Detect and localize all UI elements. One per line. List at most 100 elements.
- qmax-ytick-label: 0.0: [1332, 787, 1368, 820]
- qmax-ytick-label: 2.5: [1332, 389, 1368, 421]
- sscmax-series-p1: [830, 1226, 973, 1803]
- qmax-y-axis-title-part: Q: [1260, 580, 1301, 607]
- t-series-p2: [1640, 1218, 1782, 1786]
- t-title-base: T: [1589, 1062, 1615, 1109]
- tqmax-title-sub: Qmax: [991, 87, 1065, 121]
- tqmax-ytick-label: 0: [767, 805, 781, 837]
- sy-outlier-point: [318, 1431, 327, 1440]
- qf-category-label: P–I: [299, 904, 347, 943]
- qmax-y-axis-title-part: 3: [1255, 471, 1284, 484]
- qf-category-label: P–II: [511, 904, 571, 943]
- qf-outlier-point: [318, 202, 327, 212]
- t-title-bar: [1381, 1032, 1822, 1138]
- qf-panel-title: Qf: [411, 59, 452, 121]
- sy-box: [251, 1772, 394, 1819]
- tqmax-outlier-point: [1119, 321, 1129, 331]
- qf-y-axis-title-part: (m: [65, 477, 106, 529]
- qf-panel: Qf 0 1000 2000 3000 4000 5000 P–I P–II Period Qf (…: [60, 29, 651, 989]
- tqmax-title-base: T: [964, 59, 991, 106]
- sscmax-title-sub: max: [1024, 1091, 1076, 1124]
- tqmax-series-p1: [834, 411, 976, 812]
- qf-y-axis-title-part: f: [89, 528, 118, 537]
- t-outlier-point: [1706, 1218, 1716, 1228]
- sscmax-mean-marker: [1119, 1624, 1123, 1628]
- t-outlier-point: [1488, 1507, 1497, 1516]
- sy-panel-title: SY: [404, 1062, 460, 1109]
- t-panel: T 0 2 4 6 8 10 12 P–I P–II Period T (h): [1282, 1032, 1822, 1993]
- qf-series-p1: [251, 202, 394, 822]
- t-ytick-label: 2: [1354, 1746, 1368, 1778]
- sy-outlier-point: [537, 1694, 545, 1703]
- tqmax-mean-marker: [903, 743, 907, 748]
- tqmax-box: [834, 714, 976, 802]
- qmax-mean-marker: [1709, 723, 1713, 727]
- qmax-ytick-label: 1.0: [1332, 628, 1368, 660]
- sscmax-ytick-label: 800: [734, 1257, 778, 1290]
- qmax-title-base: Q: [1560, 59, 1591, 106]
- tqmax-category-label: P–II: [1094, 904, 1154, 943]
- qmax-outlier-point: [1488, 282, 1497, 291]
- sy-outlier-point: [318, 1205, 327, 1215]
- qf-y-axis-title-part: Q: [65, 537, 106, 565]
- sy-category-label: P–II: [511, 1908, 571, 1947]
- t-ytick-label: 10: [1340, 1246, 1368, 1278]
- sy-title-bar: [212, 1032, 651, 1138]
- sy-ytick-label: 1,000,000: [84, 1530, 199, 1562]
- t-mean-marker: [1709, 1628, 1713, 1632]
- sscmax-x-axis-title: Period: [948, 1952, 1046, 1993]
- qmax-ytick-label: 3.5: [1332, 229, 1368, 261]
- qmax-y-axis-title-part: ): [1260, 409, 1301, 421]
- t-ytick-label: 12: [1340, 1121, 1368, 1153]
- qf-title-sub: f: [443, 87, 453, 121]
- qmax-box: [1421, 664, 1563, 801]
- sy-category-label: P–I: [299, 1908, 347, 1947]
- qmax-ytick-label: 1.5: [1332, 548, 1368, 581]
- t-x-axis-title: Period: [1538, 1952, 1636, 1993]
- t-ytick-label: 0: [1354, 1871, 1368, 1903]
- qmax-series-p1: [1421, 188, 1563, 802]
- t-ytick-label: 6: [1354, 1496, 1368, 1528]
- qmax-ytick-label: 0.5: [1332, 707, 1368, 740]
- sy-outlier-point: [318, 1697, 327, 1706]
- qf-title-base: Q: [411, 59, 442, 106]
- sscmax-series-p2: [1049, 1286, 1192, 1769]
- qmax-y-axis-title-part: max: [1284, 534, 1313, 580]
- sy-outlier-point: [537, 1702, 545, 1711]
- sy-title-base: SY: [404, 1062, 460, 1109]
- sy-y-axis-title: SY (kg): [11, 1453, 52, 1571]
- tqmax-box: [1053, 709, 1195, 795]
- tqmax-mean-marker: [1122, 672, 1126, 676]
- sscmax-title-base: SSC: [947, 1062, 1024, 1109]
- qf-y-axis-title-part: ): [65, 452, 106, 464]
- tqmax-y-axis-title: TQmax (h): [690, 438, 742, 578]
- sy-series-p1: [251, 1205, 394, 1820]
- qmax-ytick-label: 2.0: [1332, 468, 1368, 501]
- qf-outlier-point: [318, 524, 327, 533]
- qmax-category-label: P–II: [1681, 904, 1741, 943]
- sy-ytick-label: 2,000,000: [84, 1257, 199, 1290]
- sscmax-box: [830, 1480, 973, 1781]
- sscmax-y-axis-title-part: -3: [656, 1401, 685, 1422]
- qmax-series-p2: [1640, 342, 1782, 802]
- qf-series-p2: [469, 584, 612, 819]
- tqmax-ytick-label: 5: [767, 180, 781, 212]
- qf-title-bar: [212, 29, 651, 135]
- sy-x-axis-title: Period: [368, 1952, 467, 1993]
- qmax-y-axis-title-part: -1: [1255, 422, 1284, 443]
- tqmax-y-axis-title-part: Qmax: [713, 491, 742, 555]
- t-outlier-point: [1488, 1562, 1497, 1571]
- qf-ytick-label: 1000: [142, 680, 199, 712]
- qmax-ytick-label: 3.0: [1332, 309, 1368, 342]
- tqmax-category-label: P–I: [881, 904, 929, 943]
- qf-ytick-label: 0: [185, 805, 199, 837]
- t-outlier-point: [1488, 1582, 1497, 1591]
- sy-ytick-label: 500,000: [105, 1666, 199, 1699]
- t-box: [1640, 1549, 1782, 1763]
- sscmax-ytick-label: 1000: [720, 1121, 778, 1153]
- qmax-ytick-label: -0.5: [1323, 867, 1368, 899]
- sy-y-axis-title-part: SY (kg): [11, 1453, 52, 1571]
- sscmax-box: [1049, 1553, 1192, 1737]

*WHAT THE TASK ASKS:*
Can you give every line of the records above as a numbered list, with any blank lines left out?

*SOLUTION:*
1. Detect and localize all UI elements. One per line. List at most 100 elements.
2. - qmax-ytick-label: 0.0: [1332, 787, 1368, 820]
3. - qmax-ytick-label: 2.5: [1332, 389, 1368, 421]
4. - sscmax-series-p1: [830, 1226, 973, 1803]
5. - qmax-y-axis-title-part: Q: [1260, 580, 1301, 607]
6. - t-series-p2: [1640, 1218, 1782, 1786]
7. - t-title-base: T: [1589, 1062, 1615, 1109]
8. - tqmax-title-sub: Qmax: [991, 87, 1065, 121]
9. - tqmax-ytick-label: 0: [767, 805, 781, 837]
10. - sy-outlier-point: [318, 1431, 327, 1440]
11. - qf-category-label: P–I: [299, 904, 347, 943]
12. - qmax-y-axis-title-part: 3: [1255, 471, 1284, 484]
13. - qf-category-label: P–II: [511, 904, 571, 943]
14. - qf-outlier-point: [318, 202, 327, 212]
15. - t-title-bar: [1381, 1032, 1822, 1138]
16. - qf-panel-title: Qf: [411, 59, 452, 121]
17. - sy-box: [251, 1772, 394, 1819]
18. - tqmax-outlier-point: [1119, 321, 1129, 331]
19. - qf-y-axis-title-part: (m: [65, 477, 106, 529]
20. - qf-panel: Qf 0 1000 2000 3000 4000 5000 P–I P–II Period Qf (…: [60, 29, 651, 989]
21. - tqmax-title-base: T: [964, 59, 991, 106]
22. - sscmax-title-sub: max: [1024, 1091, 1076, 1124]
23. - tqmax-series-p1: [834, 411, 976, 812]
24. - qf-y-axis-title-part: f: [89, 528, 118, 537]
25. - t-outlier-point: [1706, 1218, 1716, 1228]
26. - sscmax-mean-marker: [1119, 1624, 1123, 1628]
27. - t-outlier-point: [1488, 1507, 1497, 1516]
28. - sy-panel-title: SY: [404, 1062, 460, 1109]
29. - t-panel: T 0 2 4 6 8 10 12 P–I P–II Period T (h): [1282, 1032, 1822, 1993]
30. - qf-series-p1: [251, 202, 394, 822]
31. - t-ytick-label: 2: [1354, 1746, 1368, 1778]
32. - sy-outlier-point: [537, 1694, 545, 1703]
33. - tqmax-mean-marker: [903, 743, 907, 748]
34. - tqmax-box: [834, 714, 976, 802]
35. - qmax-mean-marker: [1709, 723, 1713, 727]
36. - qmax-ytick-label: 1.0: [1332, 628, 1368, 660]
37. - sscmax-ytick-label: 800: [734, 1257, 778, 1290]
38. - qmax-title-base: Q: [1560, 59, 1591, 106]
39. - tqmax-category-label: P–II: [1094, 904, 1154, 943]
40. - qmax-outlier-point: [1488, 282, 1497, 291]
41. - sy-outlier-point: [318, 1205, 327, 1215]
42. - qf-y-axis-title-part: Q: [65, 537, 106, 565]
43. - sy-category-label: P–II: [511, 1908, 571, 1947]
44. - t-ytick-label: 10: [1340, 1246, 1368, 1278]
45. - sy-title-bar: [212, 1032, 651, 1138]
46. - sy-ytick-label: 1,000,000: [84, 1530, 199, 1562]
47. - t-mean-marker: [1709, 1628, 1713, 1632]
48. - sscmax-x-axis-title: Period: [948, 1952, 1046, 1993]
49. - qmax-ytick-label: 3.5: [1332, 229, 1368, 261]
50. - qmax-y-axis-title-part: ): [1260, 409, 1301, 421]
51. - t-ytick-label: 12: [1340, 1121, 1368, 1153]
52. - qf-title-sub: f: [443, 87, 453, 121]
53. - qmax-box: [1421, 664, 1563, 801]
54. - sy-category-label: P–I: [299, 1908, 347, 1947]
55. - qmax-ytick-label: 1.5: [1332, 548, 1368, 581]
56. - t-x-axis-title: Period: [1538, 1952, 1636, 1993]
57. - t-ytick-label: 0: [1354, 1871, 1368, 1903]
58. - qmax-series-p1: [1421, 188, 1563, 802]
59. - t-ytick-label: 6: [1354, 1496, 1368, 1528]
60. - qmax-ytick-label: 0.5: [1332, 707, 1368, 740]
61. - sy-outlier-point: [318, 1697, 327, 1706]
62. - qf-title-base: Q: [411, 59, 442, 106]
63. - sscmax-series-p2: [1049, 1286, 1192, 1769]
64. - qmax-y-axis-title-part: max: [1284, 534, 1313, 580]
65. - sy-outlier-point: [537, 1702, 545, 1711]
66. - sy-title-base: SY: [404, 1062, 460, 1109]
67. - sy-y-axis-title: SY (kg): [11, 1453, 52, 1571]
68. - tqmax-box: [1053, 709, 1195, 795]
69. - tqmax-mean-marker: [1122, 672, 1126, 676]
70. - sscmax-title-base: SSC: [947, 1062, 1024, 1109]
71. - qf-y-axis-title-part: ): [65, 452, 106, 464]
72. - tqmax-y-axis-title: TQmax (h): [690, 438, 742, 578]
73. - sy-series-p1: [251, 1205, 394, 1820]
74. - qmax-ytick-label: 2.0: [1332, 468, 1368, 501]
75. - qf-outlier-point: [318, 524, 327, 533]
76. - qmax-category-label: P–II: [1681, 904, 1741, 943]
77. - sy-ytick-label: 2,000,000: [84, 1257, 199, 1290]
78. - sscmax-box: [830, 1480, 973, 1781]
79. - sscmax-y-axis-title-part: -3: [656, 1401, 685, 1422]
80. - qmax-series-p2: [1640, 342, 1782, 802]
81. - qf-series-p2: [469, 584, 612, 819]
82. - tqmax-ytick-label: 5: [767, 180, 781, 212]
83. - qf-title-bar: [212, 29, 651, 135]
84. - sy-x-axis-title: Period: [368, 1952, 467, 1993]
85. - qmax-y-axis-title-part: -1: [1255, 422, 1284, 443]
86. - tqmax-y-axis-title-part: Qmax: [713, 491, 742, 555]
87. - t-outlier-point: [1488, 1562, 1497, 1571]
88. - qf-ytick-label: 1000: [142, 680, 199, 712]
89. - qmax-ytick-label: 3.0: [1332, 309, 1368, 342]
90. - tqmax-category-label: P–I: [881, 904, 929, 943]
91. - qf-ytick-label: 0: [185, 805, 199, 837]
92. - t-outlier-point: [1488, 1582, 1497, 1591]
93. - sy-ytick-label: 500,000: [105, 1666, 199, 1699]
94. - t-box: [1640, 1549, 1782, 1763]
95. - sscmax-ytick-label: 1000: [720, 1121, 778, 1153]
96. - qmax-ytick-label: -0.5: [1323, 867, 1368, 899]
97. - sy-y-axis-title-part: SY (kg): [11, 1453, 52, 1571]
98. - sscmax-box: [1049, 1553, 1192, 1737]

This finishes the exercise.